++++ Records for this task
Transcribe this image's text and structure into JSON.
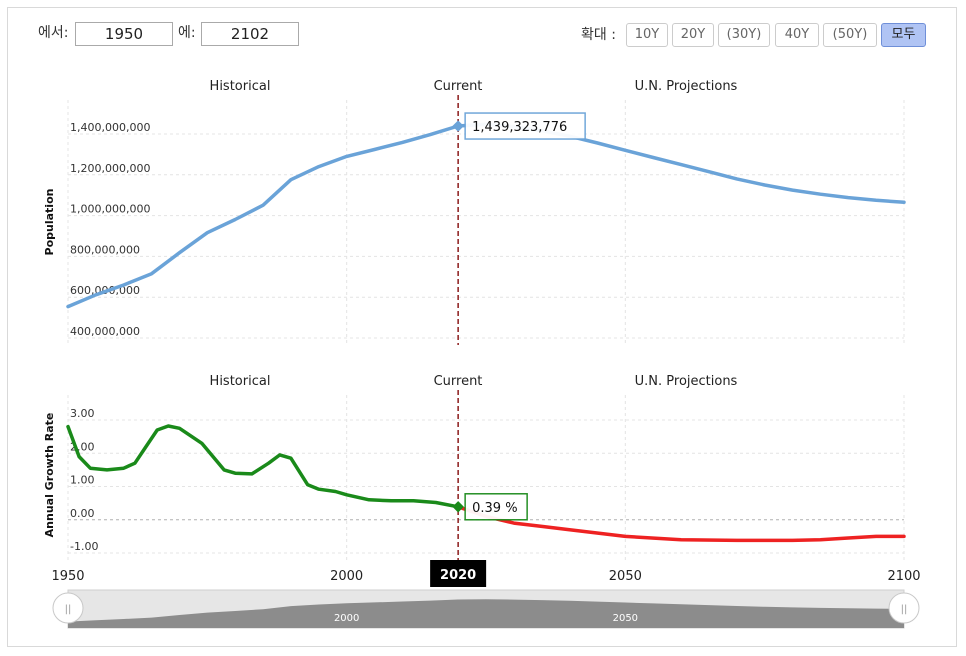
{
  "range": {
    "from_label": "에서:",
    "from_value": "1950",
    "to_label": "에:",
    "to_value": "2102"
  },
  "zoom": {
    "label": "확대 :",
    "buttons": [
      "10Y",
      "20Y",
      "(30Y)",
      "40Y",
      "(50Y)",
      "모두"
    ],
    "active_index": 5
  },
  "colors": {
    "population_line": "#6aa3d8",
    "growth_historical": "#1a8a1a",
    "growth_projection": "#ee2222",
    "current_marker": "#8b1a1a"
  },
  "chart_data": [
    {
      "type": "line",
      "section_labels": [
        "Historical",
        "Current",
        "U.N. Projections"
      ],
      "ylabel": "Population",
      "yticks": [
        "400,000,000",
        "600,000,000",
        "800,000,000",
        "1,000,000,000",
        "1,200,000,000",
        "1,400,000,000"
      ],
      "ylim": [
        400000000,
        1600000000
      ],
      "xlim": [
        1950,
        2100
      ],
      "current_year": 2020,
      "current_label": "1,439,323,776",
      "series": [
        {
          "values": [
            [
              1950,
              554000000
            ],
            [
              1955,
              612000000
            ],
            [
              1960,
              660000000
            ],
            [
              1965,
              715000000
            ],
            [
              1970,
              818000000
            ],
            [
              1975,
              916000000
            ],
            [
              1980,
              981000000
            ],
            [
              1985,
              1051000000
            ],
            [
              1990,
              1176000000
            ],
            [
              1995,
              1240000000
            ],
            [
              2000,
              1290000000
            ],
            [
              2005,
              1324000000
            ],
            [
              2010,
              1359000000
            ],
            [
              2015,
              1397000000
            ],
            [
              2020,
              1439000000
            ],
            [
              2025,
              1448000000
            ],
            [
              2030,
              1436000000
            ],
            [
              2035,
              1416000000
            ],
            [
              2040,
              1389000000
            ],
            [
              2045,
              1356000000
            ],
            [
              2050,
              1320000000
            ],
            [
              2055,
              1285000000
            ],
            [
              2060,
              1250000000
            ],
            [
              2065,
              1215000000
            ],
            [
              2070,
              1180000000
            ],
            [
              2075,
              1150000000
            ],
            [
              2080,
              1125000000
            ],
            [
              2085,
              1105000000
            ],
            [
              2090,
              1088000000
            ],
            [
              2095,
              1075000000
            ],
            [
              2100,
              1065000000
            ]
          ]
        }
      ]
    },
    {
      "type": "line",
      "section_labels": [
        "Historical",
        "Current",
        "U.N. Projections"
      ],
      "ylabel": "Annual Growth Rate",
      "yticks": [
        "-1.00",
        "0.00",
        "1.00",
        "2.00",
        "3.00"
      ],
      "ylim": [
        -1,
        3.5
      ],
      "xlim": [
        1950,
        2100
      ],
      "current_year": 2020,
      "current_label": "0.39 %",
      "series": [
        {
          "values": [
            [
              1950,
              2.8
            ],
            [
              1952,
              1.9
            ],
            [
              1954,
              1.55
            ],
            [
              1957,
              1.5
            ],
            [
              1960,
              1.55
            ],
            [
              1962,
              1.7
            ],
            [
              1964,
              2.2
            ],
            [
              1966,
              2.7
            ],
            [
              1968,
              2.82
            ],
            [
              1970,
              2.75
            ],
            [
              1974,
              2.3
            ],
            [
              1978,
              1.5
            ],
            [
              1980,
              1.4
            ],
            [
              1983,
              1.38
            ],
            [
              1986,
              1.7
            ],
            [
              1988,
              1.95
            ],
            [
              1990,
              1.85
            ],
            [
              1993,
              1.05
            ],
            [
              1995,
              0.92
            ],
            [
              1998,
              0.85
            ],
            [
              2000,
              0.75
            ],
            [
              2004,
              0.6
            ],
            [
              2008,
              0.57
            ],
            [
              2012,
              0.57
            ],
            [
              2016,
              0.52
            ],
            [
              2020,
              0.39
            ]
          ]
        },
        {
          "values": [
            [
              2020,
              0.39
            ],
            [
              2025,
              0.1
            ],
            [
              2030,
              -0.1
            ],
            [
              2035,
              -0.2
            ],
            [
              2040,
              -0.3
            ],
            [
              2050,
              -0.5
            ],
            [
              2060,
              -0.6
            ],
            [
              2070,
              -0.62
            ],
            [
              2080,
              -0.62
            ],
            [
              2085,
              -0.6
            ],
            [
              2090,
              -0.55
            ],
            [
              2095,
              -0.5
            ],
            [
              2100,
              -0.5
            ]
          ]
        }
      ]
    }
  ],
  "x_axis": {
    "tick_labels": [
      "1950",
      "2000",
      "2050",
      "2100"
    ],
    "current_badge": "2020"
  },
  "navigator": {
    "tick_labels": [
      "2000",
      "2050"
    ],
    "handle_glyph": "||"
  }
}
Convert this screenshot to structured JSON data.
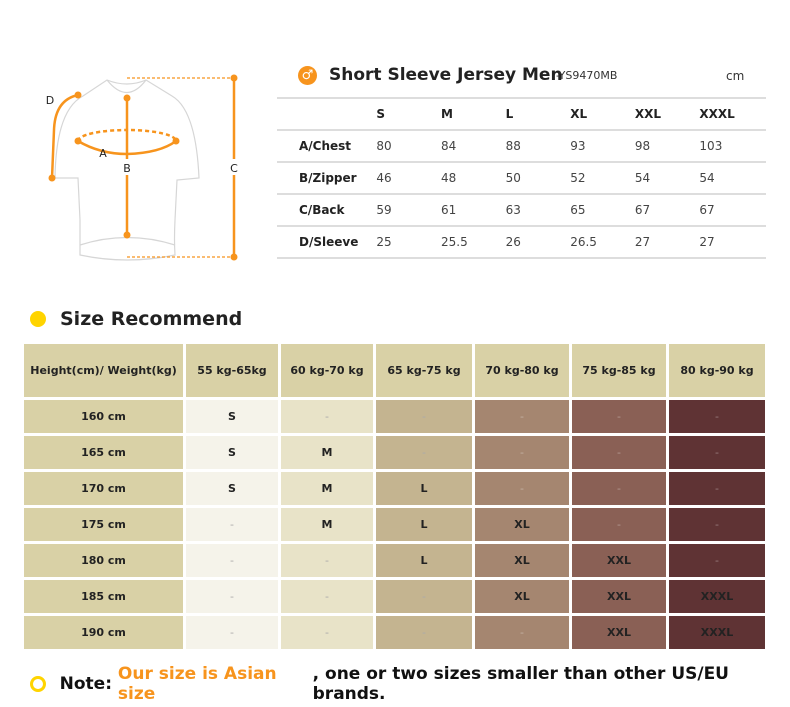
{
  "accent_color": "#f7941d",
  "diagram": {
    "labels": {
      "a": "A",
      "b": "B",
      "c": "C",
      "d": "D"
    }
  },
  "measurement": {
    "icon": "male-icon",
    "title": "Short Sleeve Jersey Men",
    "code": "-YS9470MB",
    "unit": "cm",
    "sizes": [
      "S",
      "M",
      "L",
      "XL",
      "XXL",
      "XXXL"
    ],
    "rows": [
      {
        "label": "A/Chest",
        "values": [
          "80",
          "84",
          "88",
          "93",
          "98",
          "103"
        ]
      },
      {
        "label": "B/Zipper",
        "values": [
          "46",
          "48",
          "50",
          "52",
          "54",
          "54"
        ]
      },
      {
        "label": "C/Back",
        "values": [
          "59",
          "61",
          "63",
          "65",
          "67",
          "67"
        ]
      },
      {
        "label": "D/Sleeve",
        "values": [
          "25",
          "25.5",
          "26",
          "26.5",
          "27",
          "27"
        ]
      }
    ]
  },
  "recommend": {
    "title": "Size Recommend",
    "header": [
      "Height(cm)/ Weight(kg)",
      "55 kg-65kg",
      "60 kg-70 kg",
      "65 kg-75 kg",
      "70 kg-80 kg",
      "75 kg-85 kg",
      "80 kg-90 kg"
    ],
    "column_colors": [
      "#d9d1a6",
      "#f5f3ea",
      "#e8e3c8",
      "#c4b490",
      "#a58670",
      "#8a6055",
      "#5f3334"
    ],
    "header_color": "#d9d1a6",
    "rows": [
      {
        "height": "160 cm",
        "sizes": [
          "S",
          "-",
          "-",
          "-",
          "-",
          "-"
        ]
      },
      {
        "height": "165 cm",
        "sizes": [
          "S",
          "M",
          "-",
          "-",
          "-",
          "-"
        ]
      },
      {
        "height": "170 cm",
        "sizes": [
          "S",
          "M",
          "L",
          "-",
          "-",
          "-"
        ]
      },
      {
        "height": "175 cm",
        "sizes": [
          "-",
          "M",
          "L",
          "XL",
          "-",
          "-"
        ]
      },
      {
        "height": "180 cm",
        "sizes": [
          "-",
          "-",
          "L",
          "XL",
          "XXL",
          "-"
        ]
      },
      {
        "height": "185 cm",
        "sizes": [
          "-",
          "-",
          "-",
          "XL",
          "XXL",
          "XXXL"
        ]
      },
      {
        "height": "190 cm",
        "sizes": [
          "-",
          "-",
          "-",
          "-",
          "XXL",
          "XXXL"
        ]
      }
    ]
  },
  "note": {
    "prefix": "Note: ",
    "highlight": "Our size is Asian size",
    "rest": ", one or two sizes smaller than other US/EU brands."
  }
}
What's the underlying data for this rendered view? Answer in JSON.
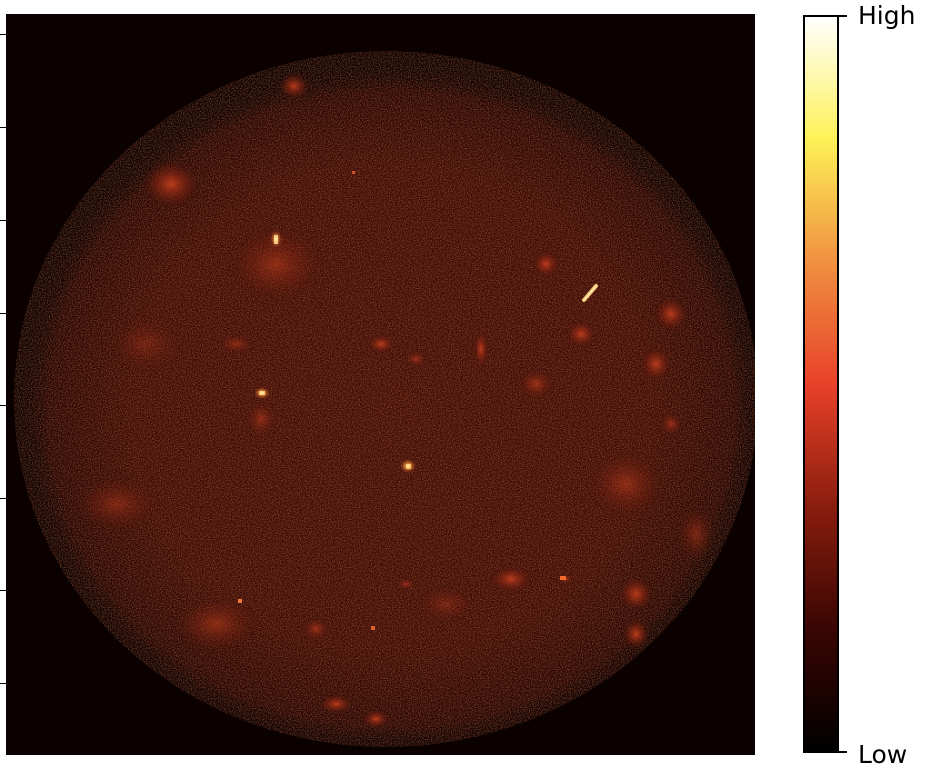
{
  "colorbar": {
    "high_label": "High",
    "low_label": "Low",
    "colormap": "afmhot",
    "stops": [
      "#000000",
      "#3a0603",
      "#8a1d0e",
      "#e8422a",
      "#f09040",
      "#fdf157",
      "#ffffff"
    ]
  },
  "image": {
    "description_colors": {
      "background": "#0b0101",
      "glow": "#5a170a",
      "hotspot": "#ffe8a0"
    }
  }
}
++++++++
Quote the data above in full, leaving out the pictures it holds.

Transcribe this image's text and structure into JSON.
{
  "range": {
    "from_label": "에서:",
    "from_value": "1950",
    "to_label": "에:",
    "to_value": "2102"
  },
  "zoom": {
    "label": "확대 :",
    "buttons": [
      "10Y",
      "20Y",
      "(30Y)",
      "40Y",
      "(50Y)",
      "모두"
    ],
    "active_index": 5
  },
  "colors": {
    "population_line": "#6aa3d8",
    "growth_historical": "#1a8a1a",
    "growth_projection": "#ee2222",
    "current_marker": "#8b1a1a"
  },
  "chart_data": [
    {
      "type": "line",
      "section_labels": [
        "Historical",
        "Current",
        "U.N. Projections"
      ],
      "ylabel": "Population",
      "yticks": [
        "400,000,000",
        "600,000,000",
        "800,000,000",
        "1,000,000,000",
        "1,200,000,000",
        "1,400,000,000"
      ],
      "ylim": [
        400000000,
        1600000000
      ],
      "xlim": [
        1950,
        2100
      ],
      "current_year": 2020,
      "current_label": "1,439,323,776",
      "series": [
        {
          "values": [
            [
              1950,
              554000000
            ],
            [
              1955,
              612000000
            ],
            [
              1960,
              660000000
            ],
            [
              1965,
              715000000
            ],
            [
              1970,
              818000000
            ],
            [
              1975,
              916000000
            ],
            [
              1980,
              981000000
            ],
            [
              1985,
              1051000000
            ],
            [
              1990,
              1176000000
            ],
            [
              1995,
              1240000000
            ],
            [
              2000,
              1290000000
            ],
            [
              2005,
              1324000000
            ],
            [
              2010,
              1359000000
            ],
            [
              2015,
              1397000000
            ],
            [
              2020,
              1439000000
            ],
            [
              2025,
              1448000000
            ],
            [
              2030,
              1436000000
            ],
            [
              2035,
              1416000000
            ],
            [
              2040,
              1389000000
            ],
            [
              2045,
              1356000000
            ],
            [
              2050,
              1320000000
            ],
            [
              2055,
              1285000000
            ],
            [
              2060,
              1250000000
            ],
            [
              2065,
              1215000000
            ],
            [
              2070,
              1180000000
            ],
            [
              2075,
              1150000000
            ],
            [
              2080,
              1125000000
            ],
            [
              2085,
              1105000000
            ],
            [
              2090,
              1088000000
            ],
            [
              2095,
              1075000000
            ],
            [
              2100,
              1065000000
            ]
          ]
        }
      ]
    },
    {
      "type": "line",
      "section_labels": [
        "Historical",
        "Current",
        "U.N. Projections"
      ],
      "ylabel": "Annual Growth Rate",
      "yticks": [
        "-1.00",
        "0.00",
        "1.00",
        "2.00",
        "3.00"
      ],
      "ylim": [
        -1,
        3.5
      ],
      "xlim": [
        1950,
        2100
      ],
      "current_year": 2020,
      "current_label": "0.39 %",
      "series": [
        {
          "values": [
            [
              1950,
              2.8
            ],
            [
              1952,
              1.9
            ],
            [
              1954,
              1.55
            ],
            [
              1957,
              1.5
            ],
            [
              1960,
              1.55
            ],
            [
              1962,
              1.7
            ],
            [
              1964,
              2.2
            ],
            [
              1966,
              2.7
            ],
            [
              1968,
              2.82
            ],
            [
              1970,
              2.75
            ],
            [
              1974,
              2.3
            ],
            [
              1978,
              1.5
            ],
            [
              1980,
              1.4
            ],
            [
              1983,
              1.38
            ],
            [
              1986,
              1.7
            ],
            [
              1988,
              1.95
            ],
            [
              1990,
              1.85
            ],
            [
              1993,
              1.05
            ],
            [
              1995,
              0.92
            ],
            [
              1998,
              0.85
            ],
            [
              2000,
              0.75
            ],
            [
              2004,
              0.6
            ],
            [
              2008,
              0.57
            ],
            [
              2012,
              0.57
            ],
            [
              2016,
              0.52
            ],
            [
              2020,
              0.39
            ]
          ]
        },
        {
          "values": [
            [
              2020,
              0.39
            ],
            [
              2025,
              0.1
            ],
            [
              2030,
              -0.1
            ],
            [
              2035,
              -0.2
            ],
            [
              2040,
              -0.3
            ],
            [
              2050,
              -0.5
            ],
            [
              2060,
              -0.6
            ],
            [
              2070,
              -0.62
            ],
            [
              2080,
              -0.62
            ],
            [
              2085,
              -0.6
            ],
            [
              2090,
              -0.55
            ],
            [
              2095,
              -0.5
            ],
            [
              2100,
              -0.5
            ]
          ]
        }
      ]
    }
  ],
  "x_axis": {
    "tick_labels": [
      "1950",
      "2000",
      "2050",
      "2100"
    ],
    "current_badge": "2020"
  },
  "navigator": {
    "tick_labels": [
      "2000",
      "2050"
    ],
    "handle_glyph": "||"
  }
}
Convert this screenshot to structured JSON data.
{
  "accent_color": "#f7941d",
  "diagram": {
    "labels": {
      "a": "A",
      "b": "B",
      "c": "C",
      "d": "D"
    }
  },
  "measurement": {
    "icon": "male-icon",
    "title": "Short Sleeve Jersey Men",
    "code": "-YS9470MB",
    "unit": "cm",
    "sizes": [
      "S",
      "M",
      "L",
      "XL",
      "XXL",
      "XXXL"
    ],
    "rows": [
      {
        "label": "A/Chest",
        "values": [
          "80",
          "84",
          "88",
          "93",
          "98",
          "103"
        ]
      },
      {
        "label": "B/Zipper",
        "values": [
          "46",
          "48",
          "50",
          "52",
          "54",
          "54"
        ]
      },
      {
        "label": "C/Back",
        "values": [
          "59",
          "61",
          "63",
          "65",
          "67",
          "67"
        ]
      },
      {
        "label": "D/Sleeve",
        "values": [
          "25",
          "25.5",
          "26",
          "26.5",
          "27",
          "27"
        ]
      }
    ]
  },
  "recommend": {
    "title": "Size Recommend",
    "header": [
      "Height(cm)/ Weight(kg)",
      "55 kg-65kg",
      "60 kg-70 kg",
      "65 kg-75 kg",
      "70 kg-80 kg",
      "75 kg-85 kg",
      "80 kg-90 kg"
    ],
    "column_colors": [
      "#d9d1a6",
      "#f5f3ea",
      "#e8e3c8",
      "#c4b490",
      "#a58670",
      "#8a6055",
      "#5f3334"
    ],
    "header_color": "#d9d1a6",
    "rows": [
      {
        "height": "160 cm",
        "sizes": [
          "S",
          "-",
          "-",
          "-",
          "-",
          "-"
        ]
      },
      {
        "height": "165 cm",
        "sizes": [
          "S",
          "M",
          "-",
          "-",
          "-",
          "-"
        ]
      },
      {
        "height": "170 cm",
        "sizes": [
          "S",
          "M",
          "L",
          "-",
          "-",
          "-"
        ]
      },
      {
        "height": "175 cm",
        "sizes": [
          "-",
          "M",
          "L",
          "XL",
          "-",
          "-"
        ]
      },
      {
        "height": "180 cm",
        "sizes": [
          "-",
          "-",
          "L",
          "XL",
          "XXL",
          "-"
        ]
      },
      {
        "height": "185 cm",
        "sizes": [
          "-",
          "-",
          "-",
          "XL",
          "XXL",
          "XXXL"
        ]
      },
      {
        "height": "190 cm",
        "sizes": [
          "-",
          "-",
          "-",
          "-",
          "XXL",
          "XXXL"
        ]
      }
    ]
  },
  "note": {
    "prefix": "Note: ",
    "highlight": "Our size is Asian size",
    "rest": ", one or two sizes smaller than other US/EU brands."
  }
}
What's the underlying data for this rendered view? Answer in JSON.
{
  "colorbar": {
    "high_label": "High",
    "low_label": "Low",
    "colormap": "afmhot",
    "stops": [
      "#000000",
      "#3a0603",
      "#8a1d0e",
      "#e8422a",
      "#f09040",
      "#fdf157",
      "#ffffff"
    ]
  },
  "image": {
    "description_colors": {
      "background": "#0b0101",
      "glow": "#5a170a",
      "hotspot": "#ffe8a0"
    }
  }
}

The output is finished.